# EXERCISE DIRECTIONS
Quote the whole listing word for word. Do not include the pictures.

Recorded data:
==============================

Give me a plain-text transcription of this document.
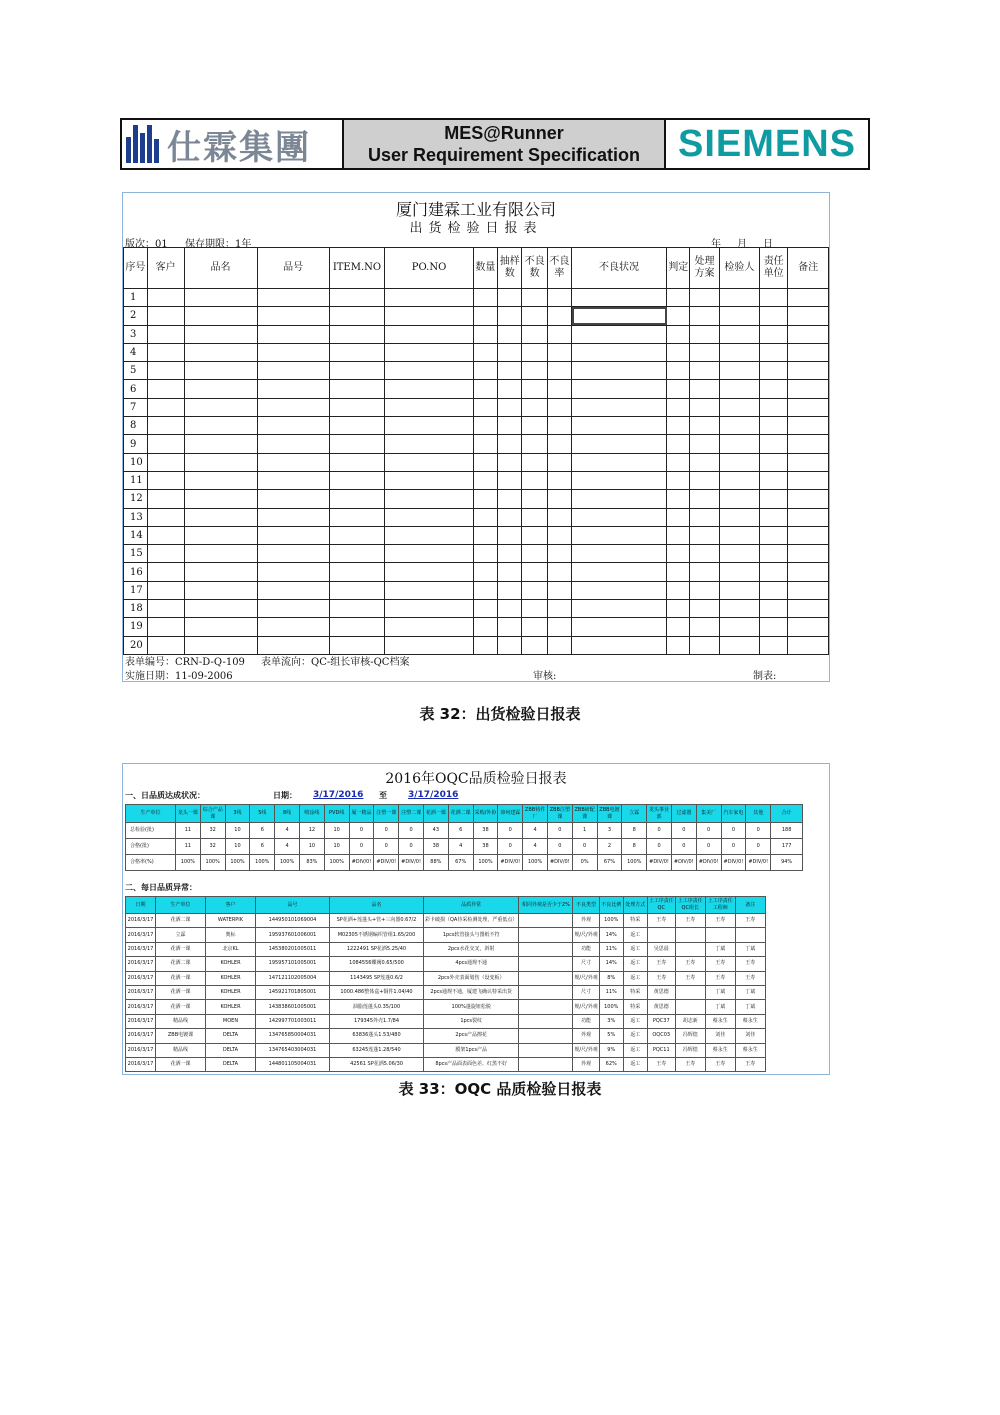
仕霖集團	MES@Runner
User Requirement Specification SIEMENS
厦门建霖工业有限公司
出货检验日报表
版次：01 保存期限：1年	年 月 日
序号	客户	品名	品号	ITEM.NO	PO.NO	数量	抽样数	不良数	不良率	不良状况	判定	处理方案	检验人	责任单位	备注
1															
2															
3															
4															
5															
6															
7															
8															
9															
10															
11															
12															
13															
14															
15															
16															
17															
18															
19															
20															
表单编号：CRN-D-Q-109 表单流向：QC-组长审核-QC档案
实施日期：11-09-2006	审核:	制表:
表 32：出货检验日报表
2016年OQC品质检验日报表
一、日品质达成状况：	日期： 3/17/2016 至 3/17/2016
生产单位	龙头一课	综合产品课	3线	5线	8线	喷涂线	PVD线	厦一精品	注塑一课	注塑二课	花洒一课	花洒二课	采购/外协	漳州建霖	ZBB铸件厂	ZBB注塑课	ZBB研配课	ZBB电镀课	立霖	龙头事业部	过滤器	集美厂	汽车家电	其他	合计
总检验(批)	11	32	10	6	4	12	10	0	0	0	43	6	38	0	4	0	1	3	8	0	0	0	0	0	188
合格(批)	11	32	10	6	4	10	10	0	0	0	38	4	38	0	4	0	0	2	8	0	0	0	0	0	177
合格率(%)	100%	100%	100%	100%	100%	83%	100%	#DIV/0!	#DIV/0!	#DIV/0!	88%	67%	100%	#DIV/0!	100%	#DIV/0!	0%	67%	100%	#DIV/0!	#DIV/0!	#DIV/0!	#DIV/0!	#DIV/0!	94%
二、每日品质异常：
日期	生产单位	客户	品号	品名	品质异常	相同外观是否少于2%	不良类型	不良比例	处理方式	上工序责任QC	上工序责任QC组长	上工序责任工程师	备注
2016/3/17	花洒二课	WATERPIK	144950101069004	SP花洒+莲蓬头+管+三向器0.67/2	彩卡破损（QA待采检测处理，严重低点）		外观	100%	特采	王寿	王寿	王寿	王寿
2016/3/17	立霖	奥标	195937601006001	M02305不锈钢编织管组1.65/200	1pcs软管接头与图纸不符		规/尺/外观	14%	返工				
2016/3/17	花洒一课	北京KL	145380201005011	1222491 SP花洒5.25/40	2pcs水花交叉，斜射		功能	11%	返工	吴思晨		丁斌	丁斌
2016/3/17	花洒二课	KOHLER	195957101005001	1084556蝶阀0.65/500	4pcs通规不通		尺寸	14%	返工	王寿	王寿	王寿	王寿
2016/3/17	花洒一课	KOHLER	147121102005004	1143495 SP莲蓬0.6/2	2pcs外壳表面划伤（设变板）		规/尺/外观	8%	返工	王寿	王寿	王寿	王寿
2016/3/17	花洒一课	KOHLER	145921701805001	1000.486整体盒+铜件1.04/40	2pcs通规不通，厦建飞确认特采出货		尺寸	11%	特采	黄思德		丁斌	丁斌
2016/3/17	花洒一课	KOHLER	143838601005001	油脂莲蓬头0.35/100	100%蓬旋钮松脱		规/尺/外观	100%	特采	黄思德		丁斌	丁斌
2016/3/17	精品线	MOEN	142997701003011	179345外壳1.7/84	1pcs裂纹		功能	3%	返工	PQC37	胡志新	蔡永生	蔡永生
2016/3/17	ZBB电镀课	DELTA	134765850004031	63836蓬头1.53/480	2pcs产品擦花		外观	5%	返工	OQC03	冯辉煌	刘佳	刘佳
2016/3/17	精品线	DELTA	134765403004031	63245莲蓬1.28/540	膜架1pcs产品		规/尺/外观	9%	返工	PQC11	冯辉煌	蔡永生	蔡永生
2016/3/17	花洒一课	DELTA	144801105004031	42561 SP花洒5.06/30	8pcs产品面表面色差、红黑不好		外观	62%	返工	王寿	王寿	王寿	王寿
表 33：OQC 品质检验日报表
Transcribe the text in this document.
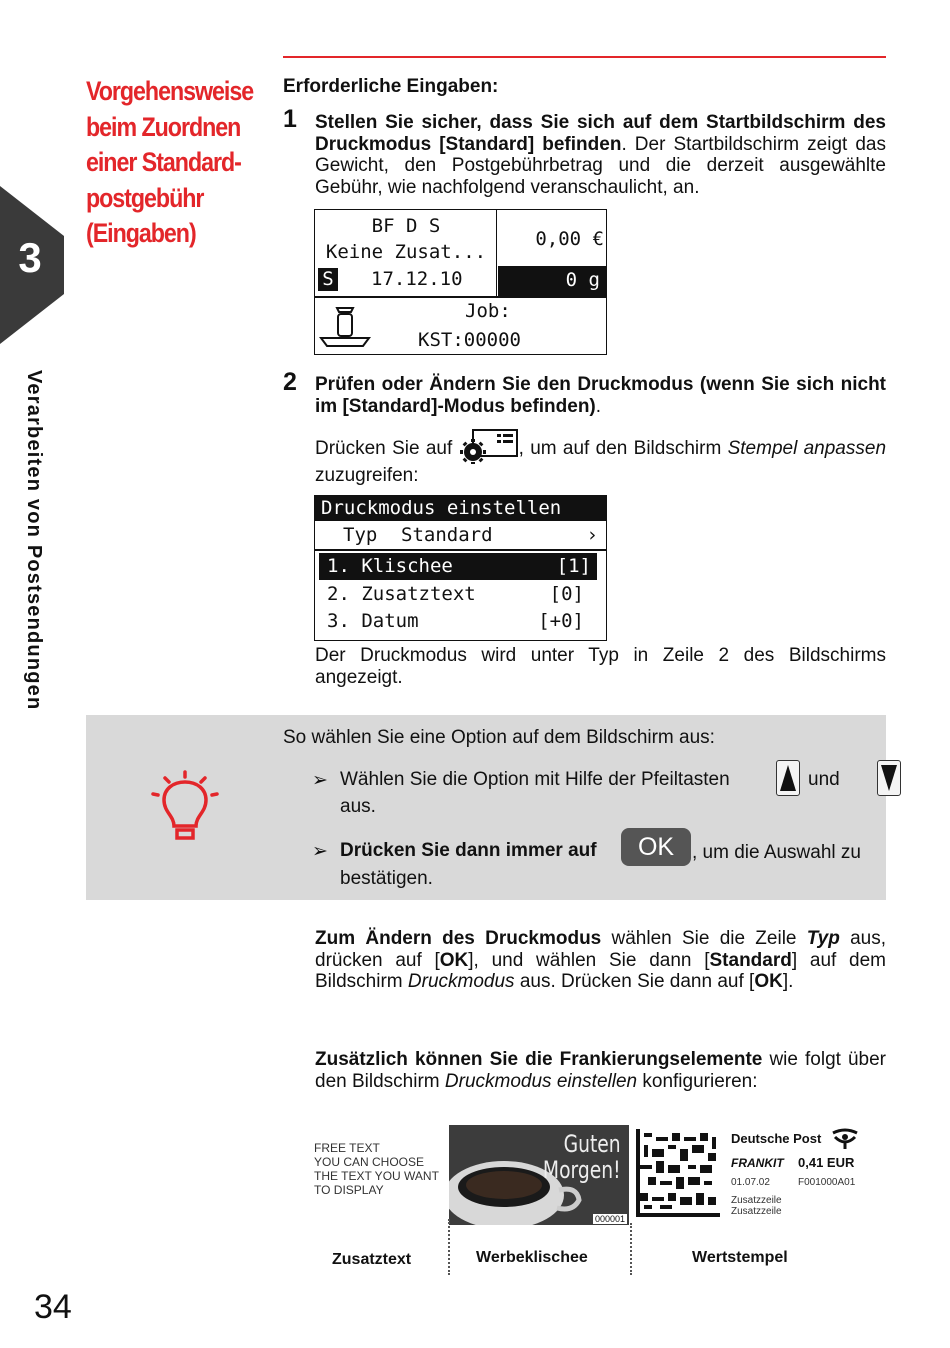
3
Verarbeiten von Postsendungen
Vorgehensweise
beim Zuordnen
einer Standard-
postgebühr
(Eingaben)
Erforderliche Eingaben:
1 Stellen Sie sicher, dass Sie sich auf dem Startbildschirm des Druckmodus [Standard] befinden. Der Startbildschirm zeigt das Gewicht, den Postgebührbetrag und die derzeit ausgewählte Gebühr, wie nachfolgend veranschaulicht, an.
BF D S
Keine Zusat...
S 17.12.10
0,00 €
0 g
Job:
KST:00000
2 Prüfen oder Ändern Sie den Druckmodus (wenn Sie sich nicht im [Standard]-Modus befinden).
Drücken Sie auf	, um auf den Bildschirm Stempel anpassen zuzugreifen:
Druckmodus einstellen
Typ Standard	›
1. Klischee	[1]
2. Zusatztext	[0]
3. Datum	[+0]
Der Druckmodus wird unter Typ in Zeile 2 des Bildschirms angezeigt.
So wählen Sie eine Option auf dem Bildschirm aus:
➢ Wählen Sie die Option mit Hilfe der Pfeiltasten
	und
aus.
➢ Drücken Sie dann immer auf	OK , um die Auswahl zu bestätigen.
Zum Ändern des Druckmodus wählen Sie die Zeile Typ aus, drücken auf [OK], und wählen Sie dann [Standard] auf dem Bildschirm Druckmodus aus. Drücken Sie dann auf [OK].
Zusätzlich können Sie die Frankierungselemente wie folgt über den Bildschirm Druckmodus einstellen konfigurieren:
FREE TEXT
YOU CAN CHOOSE
THE TEXT YOU WANT
TO DISPLAY
Guten
Morgen!
000001
Deutsche Post
FRANKIT 0,41 EUR
01.07.02	F001000A01
Zusatzzeile
Zusatzzeile
Zusatztext	Werbeklischee	Wertstempel
34
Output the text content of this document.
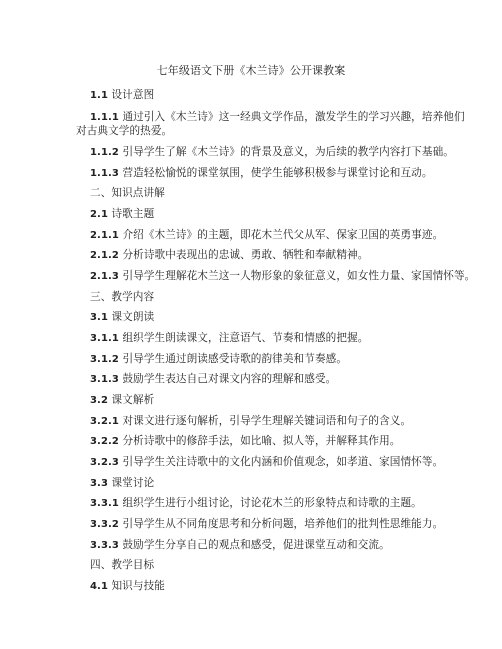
七年级语文下册《木兰诗》公开课教案
1.1 设计意图
1.1.1 通过引入《木兰诗》这一经典文学作品，激发学生的学习兴趣，培养他们
对古典文学的热爱。
1.1.2 引导学生了解《木兰诗》的背景及意义，为后续的教学内容打下基础。
1.1.3 营造轻松愉悦的课堂氛围，使学生能够积极参与课堂讨论和互动。
二、知识点讲解
2.1 诗歌主题
2.1.1 介绍《木兰诗》的主题，即花木兰代父从军、保家卫国的英勇事迹。
2.1.2 分析诗歌中表现出的忠诚、勇敢、牺牲和奉献精神。
2.1.3 引导学生理解花木兰这一人物形象的象征意义，如女性力量、家国情怀等。
三、教学内容
3.1 课文朗读
3.1.1 组织学生朗读课文，注意语气、节奏和情感的把握。
3.1.2 引导学生通过朗读感受诗歌的韵律美和节奏感。
3.1.3 鼓励学生表达自己对课文内容的理解和感受。
3.2 课文解析
3.2.1 对课文进行逐句解析，引导学生理解关键词语和句子的含义。
3.2.2 分析诗歌中的修辞手法，如比喻、拟人等，并解释其作用。
3.2.3 引导学生关注诗歌中的文化内涵和价值观念，如孝道、家国情怀等。
3.3 课堂讨论
3.3.1 组织学生进行小组讨论，讨论花木兰的形象特点和诗歌的主题。
3.3.2 引导学生从不同角度思考和分析问题，培养他们的批判性思维能力。
3.3.3 鼓励学生分享自己的观点和感受，促进课堂互动和交流。
四、教学目标
4.1 知识与技能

==============================

# SOLUTION TO THE EXERCISE
Give me a plain-text transcription of this document.
仕霖集團	MES@Runner
User Requirement Specification SIEMENS
厦门建霖工业有限公司
出货检验日报表
版次：01 保存期限：1年	年 月 日
序号	客户	品名	品号	ITEM.NO	PO.NO	数量	抽样数	不良数	不良率	不良状况	判定	处理方案	检验人	责任单位	备注
1															
2															
3															
4															
5															
6															
7															
8															
9															
10															
11															
12															
13															
14															
15															
16															
17															
18															
19															
20															
表单编号：CRN-D-Q-109 表单流向：QC-组长审核-QC档案
实施日期：11-09-2006	审核:	制表:
表 32：出货检验日报表
2016年OQC品质检验日报表
一、日品质达成状况：	日期： 3/17/2016 至 3/17/2016
生产单位	龙头一课	综合产品课	3线	5线	8线	喷涂线	PVD线	厦一精品	注塑一课	注塑二课	花洒一课	花洒二课	采购/外协	漳州建霖	ZBB铸件厂	ZBB注塑课	ZBB研配课	ZBB电镀课	立霖	龙头事业部	过滤器	集美厂	汽车家电	其他	合计
总检验(批)	11	32	10	6	4	12	10	0	0	0	43	6	38	0	4	0	1	3	8	0	0	0	0	0	188
合格(批)	11	32	10	6	4	10	10	0	0	0	38	4	38	0	4	0	0	2	8	0	0	0	0	0	177
合格率(%)	100%	100%	100%	100%	100%	83%	100%	#DIV/0!	#DIV/0!	#DIV/0!	88%	67%	100%	#DIV/0!	100%	#DIV/0!	0%	67%	100%	#DIV/0!	#DIV/0!	#DIV/0!	#DIV/0!	#DIV/0!	94%
二、每日品质异常：
日期	生产单位	客户	品号	品名	品质异常	相同外观是否少于2%	不良类型	不良比例	处理方式	上工序责任QC	上工序责任QC组长	上工序责任工程师	备注
2016/3/17	花洒二课	WATERPIK	144950101069004	SP花洒+莲蓬头+管+三向器0.67/2	彩卡破损（QA待采检测处理，严重低点）		外观	100%	特采	王寿	王寿	王寿	王寿
2016/3/17	立霖	奥标	195937601006001	M02305不锈钢编织管组1.65/200	1pcs软管接头与图纸不符		规/尺/外观	14%	返工				
2016/3/17	花洒一课	北京KL	145380201005011	1222491 SP花洒5.25/40	2pcs水花交叉，斜射		功能	11%	返工	吴思晨		丁斌	丁斌
2016/3/17	花洒二课	KOHLER	195957101005001	1084556蝶阀0.65/500	4pcs通规不通		尺寸	14%	返工	王寿	王寿	王寿	王寿
2016/3/17	花洒一课	KOHLER	147121102005004	1143495 SP莲蓬0.6/2	2pcs外壳表面划伤（设变板）		规/尺/外观	8%	返工	王寿	王寿	王寿	王寿
2016/3/17	花洒一课	KOHLER	145921701805001	1000.486整体盒+铜件1.04/40	2pcs通规不通，厦建飞确认特采出货		尺寸	11%	特采	黄思德		丁斌	丁斌
2016/3/17	花洒一课	KOHLER	143838601005001	油脂莲蓬头0.35/100	100%蓬旋钮松脱		规/尺/外观	100%	特采	黄思德		丁斌	丁斌
2016/3/17	精品线	MOEN	142997701003011	179345外壳1.7/84	1pcs裂纹		功能	3%	返工	PQC37	胡志新	蔡永生	蔡永生
2016/3/17	ZBB电镀课	DELTA	134765850004031	63836蓬头1.53/480	2pcs产品擦花		外观	5%	返工	OQC03	冯辉煌	刘佳	刘佳
2016/3/17	精品线	DELTA	134765403004031	63245莲蓬1.28/540	膜架1pcs产品		规/尺/外观	9%	返工	PQC11	冯辉煌	蔡永生	蔡永生
2016/3/17	花洒一课	DELTA	144801105004031	42561 SP花洒5.06/30	8pcs产品面表面色差、红黑不好		外观	62%	返工	王寿	王寿	王寿	王寿
表 33：OQC 品质检验日报表
Transcribe the text in this document.
3
Verarbeiten von Postsendungen
Vorgehensweise
beim Zuordnen
einer Standard-
postgebühr
(Eingaben)
Erforderliche Eingaben:
1 Stellen Sie sicher, dass Sie sich auf dem Startbildschirm des Druckmodus [Standard] befinden. Der Startbildschirm zeigt das Gewicht, den Postgebührbetrag und die derzeit ausgewählte Gebühr, wie nachfolgend veranschaulicht, an.
BF D S
Keine Zusat...
S 17.12.10
0,00 €
0 g
Job:
KST:00000
2 Prüfen oder Ändern Sie den Druckmodus (wenn Sie sich nicht im [Standard]-Modus befinden).
Drücken Sie auf	, um auf den Bildschirm Stempel anpassen zuzugreifen:
Druckmodus einstellen
Typ Standard	›
1. Klischee	[1]
2. Zusatztext	[0]
3. Datum	[+0]
Der Druckmodus wird unter Typ in Zeile 2 des Bildschirms angezeigt.
So wählen Sie eine Option auf dem Bildschirm aus:
➢ Wählen Sie die Option mit Hilfe der Pfeiltasten
	und
aus.
➢ Drücken Sie dann immer auf	OK , um die Auswahl zu bestätigen.
Zum Ändern des Druckmodus wählen Sie die Zeile Typ aus, drücken auf [OK], und wählen Sie dann [Standard] auf dem Bildschirm Druckmodus aus. Drücken Sie dann auf [OK].
Zusätzlich können Sie die Frankierungselemente wie folgt über den Bildschirm Druckmodus einstellen konfigurieren:
FREE TEXT
YOU CAN CHOOSE
THE TEXT YOU WANT
TO DISPLAY
Guten
Morgen!
000001
Deutsche Post
FRANKIT 0,41 EUR
01.07.02	F001000A01
Zusatzzeile
Zusatzzeile
Zusatztext	Werbeklischee	Wertstempel
34
Output the text content of this document.
七年级语文下册《木兰诗》公开课教案
1.1 设计意图
1.1.1 通过引入《木兰诗》这一经典文学作品，激发学生的学习兴趣，培养他们
对古典文学的热爱。
1.1.2 引导学生了解《木兰诗》的背景及意义，为后续的教学内容打下基础。
1.1.3 营造轻松愉悦的课堂氛围，使学生能够积极参与课堂讨论和互动。
二、知识点讲解
2.1 诗歌主题
2.1.1 介绍《木兰诗》的主题，即花木兰代父从军、保家卫国的英勇事迹。
2.1.2 分析诗歌中表现出的忠诚、勇敢、牺牲和奉献精神。
2.1.3 引导学生理解花木兰这一人物形象的象征意义，如女性力量、家国情怀等。
三、教学内容
3.1 课文朗读
3.1.1 组织学生朗读课文，注意语气、节奏和情感的把握。
3.1.2 引导学生通过朗读感受诗歌的韵律美和节奏感。
3.1.3 鼓励学生表达自己对课文内容的理解和感受。
3.2 课文解析
3.2.1 对课文进行逐句解析，引导学生理解关键词语和句子的含义。
3.2.2 分析诗歌中的修辞手法，如比喻、拟人等，并解释其作用。
3.2.3 引导学生关注诗歌中的文化内涵和价值观念，如孝道、家国情怀等。
3.3 课堂讨论
3.3.1 组织学生进行小组讨论，讨论花木兰的形象特点和诗歌的主题。
3.3.2 引导学生从不同角度思考和分析问题，培养他们的批判性思维能力。
3.3.3 鼓励学生分享自己的观点和感受，促进课堂互动和交流。
四、教学目标
4.1 知识与技能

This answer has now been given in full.